- To do -
Locate each line of the material that contains "pacific", then return it.

(Stored records)
— BEGIN —

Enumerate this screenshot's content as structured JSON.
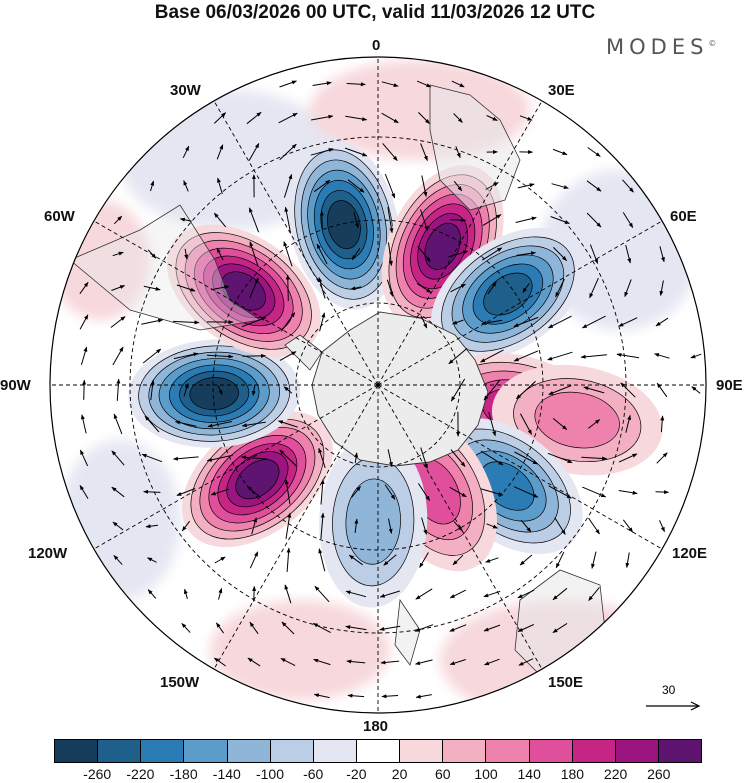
{
  "title": "Base 06/03/2026 00 UTC, valid 11/03/2026 12 UTC",
  "brand": "MODES",
  "brand_mark": "©",
  "longitude_labels": {
    "n0": "0",
    "e30": "30E",
    "e60": "60E",
    "e90": "90E",
    "e120": "120E",
    "e150": "150E",
    "s180": "180",
    "w150": "150W",
    "w120": "120W",
    "w90": "90W",
    "w60": "60W",
    "w30": "30W"
  },
  "reference_vector": {
    "value": "30"
  },
  "colorbar": {
    "colors": [
      "#163d5c",
      "#1f5f8b",
      "#2b7cb4",
      "#5c9ccb",
      "#8fb5d8",
      "#bccde6",
      "#e4e6f2",
      "#ffffff",
      "#f7d8dc",
      "#f4b0c3",
      "#ef82ad",
      "#e04f9b",
      "#c62586",
      "#9c1480",
      "#5e1470"
    ],
    "ticks": [
      "-260",
      "-220",
      "-180",
      "-140",
      "-100",
      "-60",
      "-20",
      "20",
      "60",
      "100",
      "140",
      "180",
      "220",
      "260"
    ]
  },
  "anomaly_cells": [
    {
      "name": "blue-cell-atlantic",
      "lon": -12,
      "colat": 30,
      "v": -280
    },
    {
      "name": "pink-cell-southern-africa",
      "lon": 25,
      "colat": 28,
      "v": 280
    },
    {
      "name": "blue-cell-indian-west",
      "lon": 55,
      "colat": 29,
      "v": -250
    },
    {
      "name": "pink-cell-indian",
      "lon": 100,
      "colat": 25,
      "v": 200
    },
    {
      "name": "pink-cell-indian-east",
      "lon": 100,
      "colat": 37,
      "v": 110
    },
    {
      "name": "blue-cell-australia-south",
      "lon": 128,
      "colat": 30,
      "v": -180
    },
    {
      "name": "pink-cell-tasman",
      "lon": 152,
      "colat": 22,
      "v": 160
    },
    {
      "name": "blue-cell-south-pacific",
      "lon": -178,
      "colat": 25,
      "v": -100
    },
    {
      "name": "pink-cell-east-pacific",
      "lon": -128,
      "colat": 28,
      "v": 260
    },
    {
      "name": "blue-cell-southeast-pacific",
      "lon": -93,
      "colat": 30,
      "v": -270
    },
    {
      "name": "pink-cell-south-america",
      "lon": -55,
      "colat": 30,
      "v": 270
    }
  ]
}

— END —

- Result of the task -
      "name": "blue-cell-south-pacific",
      "name": "pink-cell-east-pacific",
      "name": "blue-cell-southeast-pacific",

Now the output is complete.